§ DATASET EXTRACT:
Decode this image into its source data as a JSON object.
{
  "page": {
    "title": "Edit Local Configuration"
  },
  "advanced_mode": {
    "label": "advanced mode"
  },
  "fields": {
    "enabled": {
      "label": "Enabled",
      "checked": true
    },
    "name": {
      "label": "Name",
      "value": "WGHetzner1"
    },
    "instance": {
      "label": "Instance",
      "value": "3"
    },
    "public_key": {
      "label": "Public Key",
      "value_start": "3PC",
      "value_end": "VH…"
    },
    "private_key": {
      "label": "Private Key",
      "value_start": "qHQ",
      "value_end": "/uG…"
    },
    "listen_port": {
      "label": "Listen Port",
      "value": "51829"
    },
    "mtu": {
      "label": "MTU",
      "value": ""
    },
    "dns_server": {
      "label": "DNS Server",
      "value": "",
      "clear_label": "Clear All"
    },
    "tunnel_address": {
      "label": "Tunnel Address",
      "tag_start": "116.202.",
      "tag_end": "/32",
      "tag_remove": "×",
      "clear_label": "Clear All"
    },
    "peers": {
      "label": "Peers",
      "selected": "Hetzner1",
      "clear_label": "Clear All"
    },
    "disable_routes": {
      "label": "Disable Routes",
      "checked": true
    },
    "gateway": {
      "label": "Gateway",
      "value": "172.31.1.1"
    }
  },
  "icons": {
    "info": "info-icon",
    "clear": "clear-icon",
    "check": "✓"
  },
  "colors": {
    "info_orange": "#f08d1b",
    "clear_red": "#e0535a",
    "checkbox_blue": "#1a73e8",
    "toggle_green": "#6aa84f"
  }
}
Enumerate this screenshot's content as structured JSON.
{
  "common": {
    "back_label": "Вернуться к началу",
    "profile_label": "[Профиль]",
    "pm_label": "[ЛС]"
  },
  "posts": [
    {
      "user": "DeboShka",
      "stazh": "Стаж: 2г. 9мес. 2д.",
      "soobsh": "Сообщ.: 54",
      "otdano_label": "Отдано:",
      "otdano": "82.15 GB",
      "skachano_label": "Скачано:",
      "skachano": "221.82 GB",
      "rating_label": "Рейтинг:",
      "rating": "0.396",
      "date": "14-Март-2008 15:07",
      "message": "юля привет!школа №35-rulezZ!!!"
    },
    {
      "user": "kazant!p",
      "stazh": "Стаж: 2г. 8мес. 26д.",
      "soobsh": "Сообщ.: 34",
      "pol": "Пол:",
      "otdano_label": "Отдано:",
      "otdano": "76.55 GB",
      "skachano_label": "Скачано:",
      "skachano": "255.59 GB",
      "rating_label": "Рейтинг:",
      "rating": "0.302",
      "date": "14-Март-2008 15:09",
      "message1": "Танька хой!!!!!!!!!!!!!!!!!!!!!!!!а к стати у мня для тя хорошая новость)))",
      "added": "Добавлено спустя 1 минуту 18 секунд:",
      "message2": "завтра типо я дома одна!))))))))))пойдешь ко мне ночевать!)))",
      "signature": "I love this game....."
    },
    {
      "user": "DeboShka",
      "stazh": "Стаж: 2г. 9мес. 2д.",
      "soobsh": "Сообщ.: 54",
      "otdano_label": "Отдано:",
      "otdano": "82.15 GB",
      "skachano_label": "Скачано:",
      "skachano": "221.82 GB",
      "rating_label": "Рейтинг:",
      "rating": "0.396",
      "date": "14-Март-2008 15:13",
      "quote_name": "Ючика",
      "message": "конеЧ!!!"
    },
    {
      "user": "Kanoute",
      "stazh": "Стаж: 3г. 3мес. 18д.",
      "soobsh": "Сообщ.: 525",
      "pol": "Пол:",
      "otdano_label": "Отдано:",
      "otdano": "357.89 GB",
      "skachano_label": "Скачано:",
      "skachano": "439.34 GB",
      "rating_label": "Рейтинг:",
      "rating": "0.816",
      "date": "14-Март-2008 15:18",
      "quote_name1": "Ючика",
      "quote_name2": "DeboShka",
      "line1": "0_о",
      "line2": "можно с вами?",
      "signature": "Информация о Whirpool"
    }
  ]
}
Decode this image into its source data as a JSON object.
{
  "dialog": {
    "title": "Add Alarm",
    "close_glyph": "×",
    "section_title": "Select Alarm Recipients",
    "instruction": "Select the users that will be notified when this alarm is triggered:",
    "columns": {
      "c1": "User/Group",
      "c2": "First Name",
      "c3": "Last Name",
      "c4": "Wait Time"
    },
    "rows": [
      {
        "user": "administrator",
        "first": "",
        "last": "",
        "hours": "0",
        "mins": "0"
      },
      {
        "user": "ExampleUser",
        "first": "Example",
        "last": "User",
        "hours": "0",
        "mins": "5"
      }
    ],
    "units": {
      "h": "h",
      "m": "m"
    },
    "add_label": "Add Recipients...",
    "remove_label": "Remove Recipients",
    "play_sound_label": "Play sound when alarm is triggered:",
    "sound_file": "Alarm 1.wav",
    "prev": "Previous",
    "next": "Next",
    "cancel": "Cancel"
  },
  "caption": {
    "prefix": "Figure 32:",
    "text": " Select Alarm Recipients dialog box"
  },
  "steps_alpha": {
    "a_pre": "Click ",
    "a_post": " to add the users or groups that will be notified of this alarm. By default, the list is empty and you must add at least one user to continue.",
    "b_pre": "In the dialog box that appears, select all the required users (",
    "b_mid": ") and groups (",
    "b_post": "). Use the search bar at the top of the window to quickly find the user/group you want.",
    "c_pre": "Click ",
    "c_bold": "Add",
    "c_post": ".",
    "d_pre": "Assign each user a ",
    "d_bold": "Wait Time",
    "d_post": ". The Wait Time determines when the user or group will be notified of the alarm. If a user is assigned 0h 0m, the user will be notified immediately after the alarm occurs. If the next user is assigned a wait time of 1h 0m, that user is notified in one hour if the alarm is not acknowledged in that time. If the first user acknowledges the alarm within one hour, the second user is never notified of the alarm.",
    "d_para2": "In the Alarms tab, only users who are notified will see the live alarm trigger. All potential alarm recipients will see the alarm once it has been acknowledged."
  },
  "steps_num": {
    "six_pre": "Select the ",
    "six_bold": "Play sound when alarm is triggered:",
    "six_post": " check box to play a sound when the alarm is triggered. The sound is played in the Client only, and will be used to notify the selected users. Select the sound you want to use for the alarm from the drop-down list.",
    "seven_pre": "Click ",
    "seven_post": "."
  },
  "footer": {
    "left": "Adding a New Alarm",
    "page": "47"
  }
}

§ TASK TO COMPLETE: Reproduce every entry shown above, precisely as it stands.

§ CORRECT ANSWER:
Decode this image into its source data as a JSON object.
{
  "page": {
    "title": "Edit Local Configuration"
  },
  "advanced_mode": {
    "label": "advanced mode"
  },
  "fields": {
    "enabled": {
      "label": "Enabled",
      "checked": true
    },
    "name": {
      "label": "Name",
      "value": "WGHetzner1"
    },
    "instance": {
      "label": "Instance",
      "value": "3"
    },
    "public_key": {
      "label": "Public Key",
      "value_start": "3PC",
      "value_end": "VH…"
    },
    "private_key": {
      "label": "Private Key",
      "value_start": "qHQ",
      "value_end": "/uG…"
    },
    "listen_port": {
      "label": "Listen Port",
      "value": "51829"
    },
    "mtu": {
      "label": "MTU",
      "value": ""
    },
    "dns_server": {
      "label": "DNS Server",
      "value": "",
      "clear_label": "Clear All"
    },
    "tunnel_address": {
      "label": "Tunnel Address",
      "tag_start": "116.202.",
      "tag_end": "/32",
      "tag_remove": "×",
      "clear_label": "Clear All"
    },
    "peers": {
      "label": "Peers",
      "selected": "Hetzner1",
      "clear_label": "Clear All"
    },
    "disable_routes": {
      "label": "Disable Routes",
      "checked": true
    },
    "gateway": {
      "label": "Gateway",
      "value": "172.31.1.1"
    }
  },
  "icons": {
    "info": "info-icon",
    "clear": "clear-icon",
    "check": "✓"
  },
  "colors": {
    "info_orange": "#f08d1b",
    "clear_red": "#e0535a",
    "checkbox_blue": "#1a73e8",
    "toggle_green": "#6aa84f"
  }
}
Enumerate this screenshot's content as structured JSON.
{
  "common": {
    "back_label": "Вернуться к началу",
    "profile_label": "[Профиль]",
    "pm_label": "[ЛС]"
  },
  "posts": [
    {
      "user": "DeboShka",
      "stazh": "Стаж: 2г. 9мес. 2д.",
      "soobsh": "Сообщ.: 54",
      "otdano_label": "Отдано:",
      "otdano": "82.15 GB",
      "skachano_label": "Скачано:",
      "skachano": "221.82 GB",
      "rating_label": "Рейтинг:",
      "rating": "0.396",
      "date": "14-Март-2008 15:07",
      "message": "юля привет!школа №35-rulezZ!!!"
    },
    {
      "user": "kazant!p",
      "stazh": "Стаж: 2г. 8мес. 26д.",
      "soobsh": "Сообщ.: 34",
      "pol": "Пол:",
      "otdano_label": "Отдано:",
      "otdano": "76.55 GB",
      "skachano_label": "Скачано:",
      "skachano": "255.59 GB",
      "rating_label": "Рейтинг:",
      "rating": "0.302",
      "date": "14-Март-2008 15:09",
      "message1": "Танька хой!!!!!!!!!!!!!!!!!!!!!!!!а к стати у мня для тя хорошая новость)))",
      "added": "Добавлено спустя 1 минуту 18 секунд:",
      "message2": "завтра типо я дома одна!))))))))))пойдешь ко мне ночевать!)))",
      "signature": "I love this game....."
    },
    {
      "user": "DeboShka",
      "stazh": "Стаж: 2г. 9мес. 2д.",
      "soobsh": "Сообщ.: 54",
      "otdano_label": "Отдано:",
      "otdano": "82.15 GB",
      "skachano_label": "Скачано:",
      "skachano": "221.82 GB",
      "rating_label": "Рейтинг:",
      "rating": "0.396",
      "date": "14-Март-2008 15:13",
      "quote_name": "Ючика",
      "message": "конеЧ!!!"
    },
    {
      "user": "Kanoute",
      "stazh": "Стаж: 3г. 3мес. 18д.",
      "soobsh": "Сообщ.: 525",
      "pol": "Пол:",
      "otdano_label": "Отдано:",
      "otdano": "357.89 GB",
      "skachano_label": "Скачано:",
      "skachano": "439.34 GB",
      "rating_label": "Рейтинг:",
      "rating": "0.816",
      "date": "14-Март-2008 15:18",
      "quote_name1": "Ючика",
      "quote_name2": "DeboShka",
      "line1": "0_о",
      "line2": "можно с вами?",
      "signature": "Информация о Whirpool"
    }
  ]
}
Decode this image into its source data as a JSON object.
{
  "dialog": {
    "title": "Add Alarm",
    "close_glyph": "×",
    "section_title": "Select Alarm Recipients",
    "instruction": "Select the users that will be notified when this alarm is triggered:",
    "columns": {
      "c1": "User/Group",
      "c2": "First Name",
      "c3": "Last Name",
      "c4": "Wait Time"
    },
    "rows": [
      {
        "user": "administrator",
        "first": "",
        "last": "",
        "hours": "0",
        "mins": "0"
      },
      {
        "user": "ExampleUser",
        "first": "Example",
        "last": "User",
        "hours": "0",
        "mins": "5"
      }
    ],
    "units": {
      "h": "h",
      "m": "m"
    },
    "add_label": "Add Recipients...",
    "remove_label": "Remove Recipients",
    "play_sound_label": "Play sound when alarm is triggered:",
    "sound_file": "Alarm 1.wav",
    "prev": "Previous",
    "next": "Next",
    "cancel": "Cancel"
  },
  "caption": {
    "prefix": "Figure 32:",
    "text": " Select Alarm Recipients dialog box"
  },
  "steps_alpha": {
    "a_pre": "Click ",
    "a_post": " to add the users or groups that will be notified of this alarm. By default, the list is empty and you must add at least one user to continue.",
    "b_pre": "In the dialog box that appears, select all the required users (",
    "b_mid": ") and groups (",
    "b_post": "). Use the search bar at the top of the window to quickly find the user/group you want.",
    "c_pre": "Click ",
    "c_bold": "Add",
    "c_post": ".",
    "d_pre": "Assign each user a ",
    "d_bold": "Wait Time",
    "d_post": ". The Wait Time determines when the user or group will be notified of the alarm. If a user is assigned 0h 0m, the user will be notified immediately after the alarm occurs. If the next user is assigned a wait time of 1h 0m, that user is notified in one hour if the alarm is not acknowledged in that time. If the first user acknowledges the alarm within one hour, the second user is never notified of the alarm.",
    "d_para2": "In the Alarms tab, only users who are notified will see the live alarm trigger. All potential alarm recipients will see the alarm once it has been acknowledged."
  },
  "steps_num": {
    "six_pre": "Select the ",
    "six_bold": "Play sound when alarm is triggered:",
    "six_post": " check box to play a sound when the alarm is triggered. The sound is played in the Client only, and will be used to notify the selected users. Select the sound you want to use for the alarm from the drop-down list.",
    "seven_pre": "Click ",
    "seven_post": "."
  },
  "footer": {
    "left": "Adding a New Alarm",
    "page": "47"
  }
}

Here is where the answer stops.